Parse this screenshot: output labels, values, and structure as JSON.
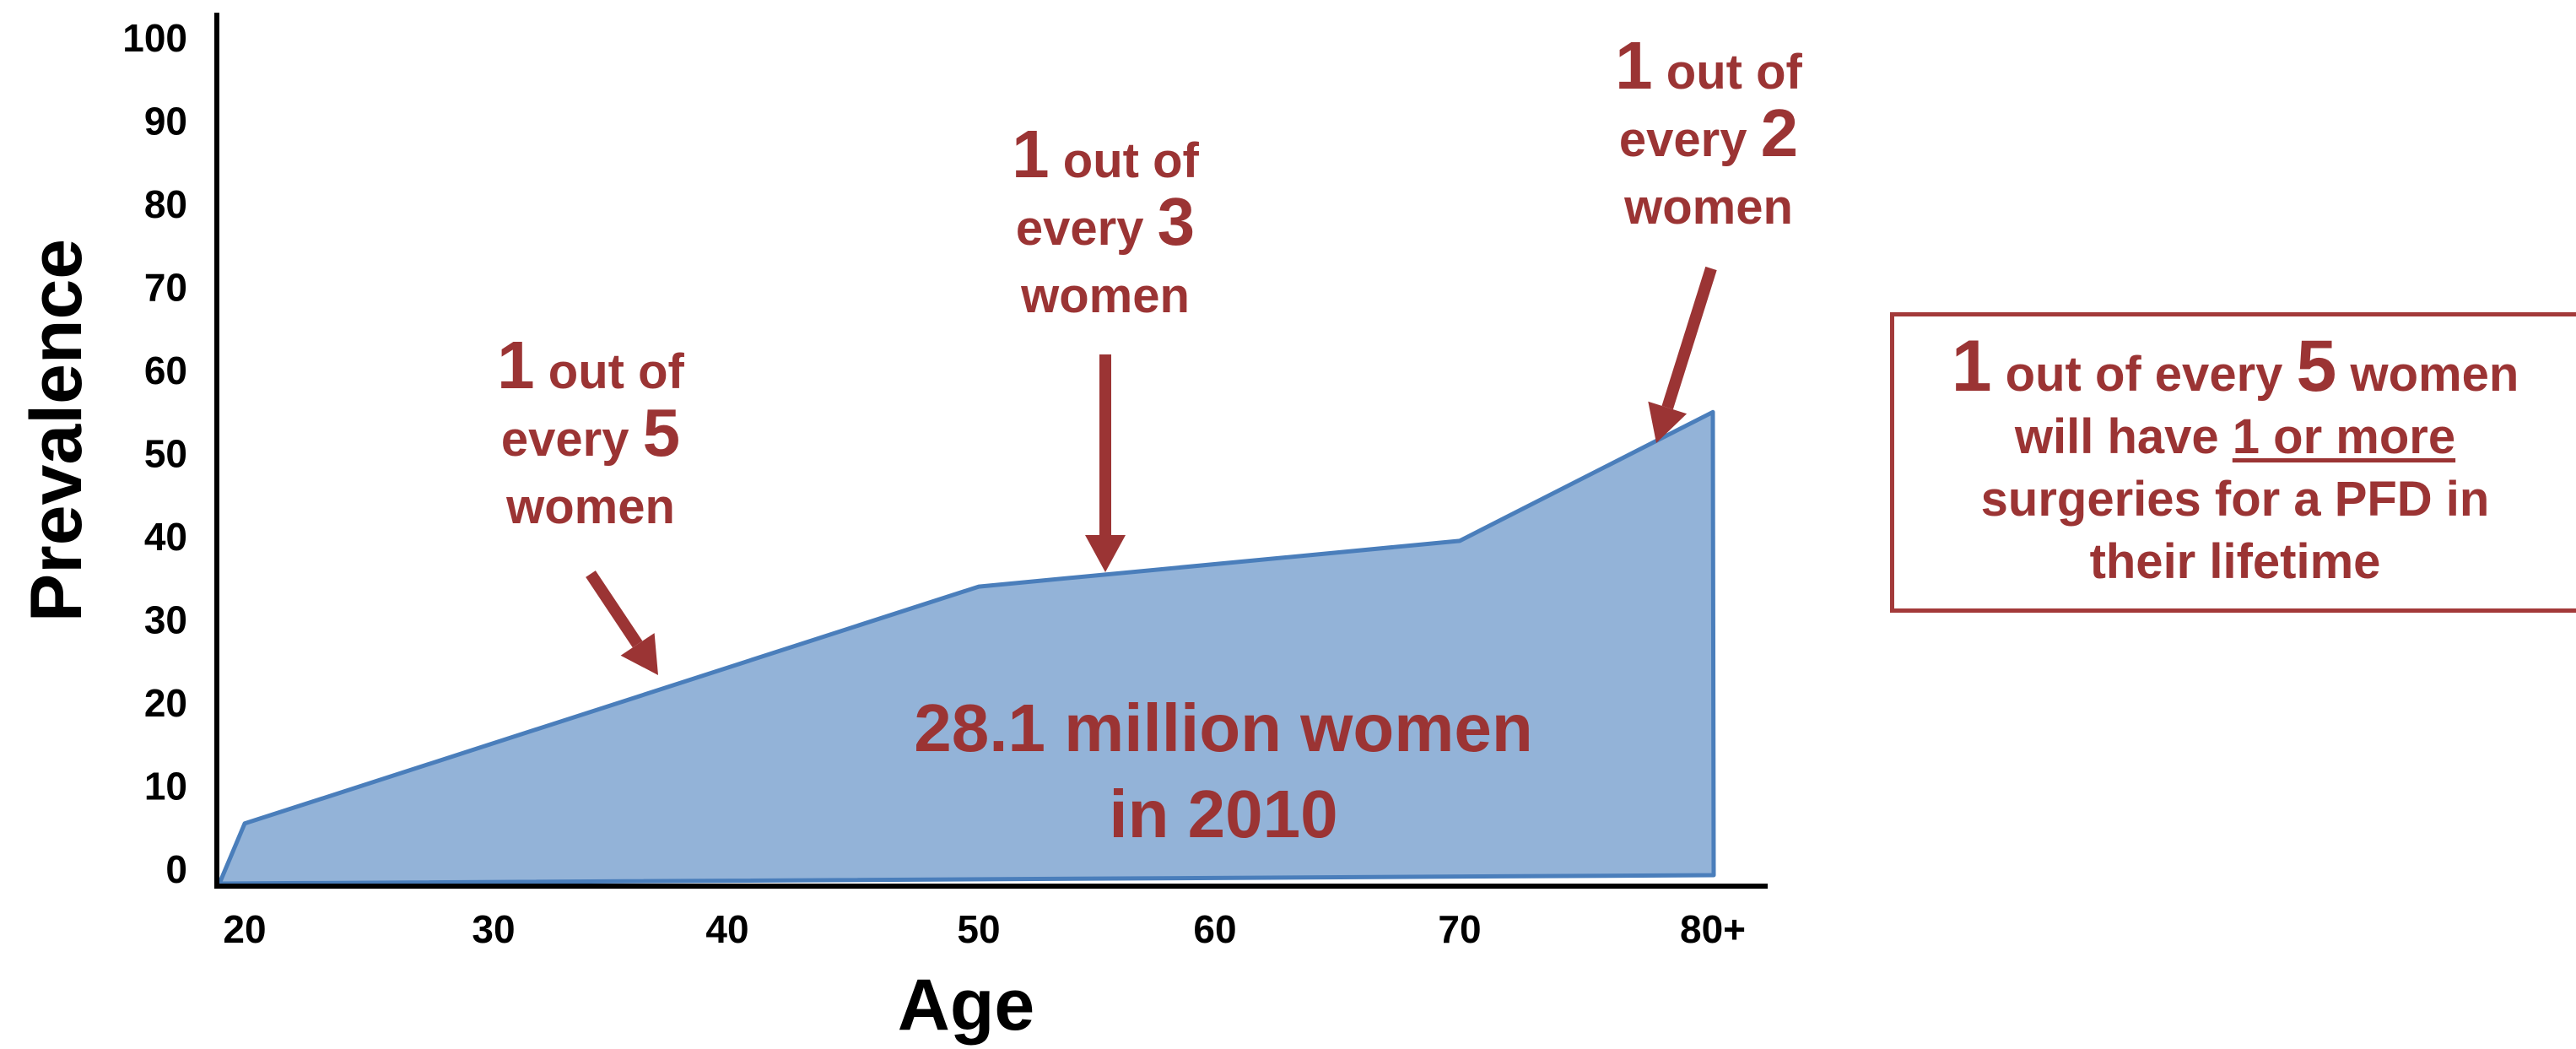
{
  "chart_data": {
    "type": "area",
    "xlabel": "Age",
    "ylabel": "Prevalence",
    "x_ticks": [
      "20",
      "30",
      "40",
      "50",
      "60",
      "70",
      "80+"
    ],
    "y_ticks": [
      "0",
      "10",
      "20",
      "30",
      "40",
      "50",
      "60",
      "70",
      "80",
      "90",
      "100"
    ],
    "ylim": [
      0,
      100
    ],
    "xlim": [
      20,
      80
    ],
    "series": [
      {
        "x": [
          20,
          50,
          70,
          80
        ],
        "y": [
          5.5,
          34,
          39.5,
          55
        ]
      }
    ],
    "fill_color": "#93b3d8",
    "line_color": "#4a7ebb",
    "text_color": "#9b3434",
    "area_label": {
      "line1": "28.1 million women",
      "line2": "in 2010"
    },
    "annotations": [
      {
        "num": "1",
        "out_of": "out of",
        "every": "every",
        "denominator": "5",
        "women": "women",
        "x": 37.5,
        "y": 21.5
      },
      {
        "num": "1",
        "out_of": "out of",
        "every": "every",
        "denominator": "3",
        "women": "women",
        "x": 55,
        "y": 35.5
      },
      {
        "num": "1",
        "out_of": "out of",
        "every": "every",
        "denominator": "2",
        "women": "women",
        "x": 78,
        "y": 50.5
      }
    ]
  },
  "summary_box": {
    "num": "1",
    "text1": "out of every",
    "denominator": "5",
    "text2": "women",
    "line2_prefix": "will have",
    "line2_underlined": "1 or more",
    "line3": "surgeries for a PFD in",
    "line4": "their lifetime"
  }
}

________

→ WHAT YOU SHOULD DO:
Print each entry shown above with exact wording and no pictures.

→ ANSWER TO THE TASK:
Parse this screenshot: output labels, values, and structure as JSON.
{
  "chart_data": {
    "type": "area",
    "xlabel": "Age",
    "ylabel": "Prevalence",
    "x_ticks": [
      "20",
      "30",
      "40",
      "50",
      "60",
      "70",
      "80+"
    ],
    "y_ticks": [
      "0",
      "10",
      "20",
      "30",
      "40",
      "50",
      "60",
      "70",
      "80",
      "90",
      "100"
    ],
    "ylim": [
      0,
      100
    ],
    "xlim": [
      20,
      80
    ],
    "series": [
      {
        "x": [
          20,
          50,
          70,
          80
        ],
        "y": [
          5.5,
          34,
          39.5,
          55
        ]
      }
    ],
    "fill_color": "#93b3d8",
    "line_color": "#4a7ebb",
    "text_color": "#9b3434",
    "area_label": {
      "line1": "28.1 million women",
      "line2": "in 2010"
    },
    "annotations": [
      {
        "num": "1",
        "out_of": "out of",
        "every": "every",
        "denominator": "5",
        "women": "women",
        "x": 37.5,
        "y": 21.5
      },
      {
        "num": "1",
        "out_of": "out of",
        "every": "every",
        "denominator": "3",
        "women": "women",
        "x": 55,
        "y": 35.5
      },
      {
        "num": "1",
        "out_of": "out of",
        "every": "every",
        "denominator": "2",
        "women": "women",
        "x": 78,
        "y": 50.5
      }
    ]
  },
  "summary_box": {
    "num": "1",
    "text1": "out of every",
    "denominator": "5",
    "text2": "women",
    "line2_prefix": "will have",
    "line2_underlined": "1 or more",
    "line3": "surgeries for a PFD in",
    "line4": "their lifetime"
  }
}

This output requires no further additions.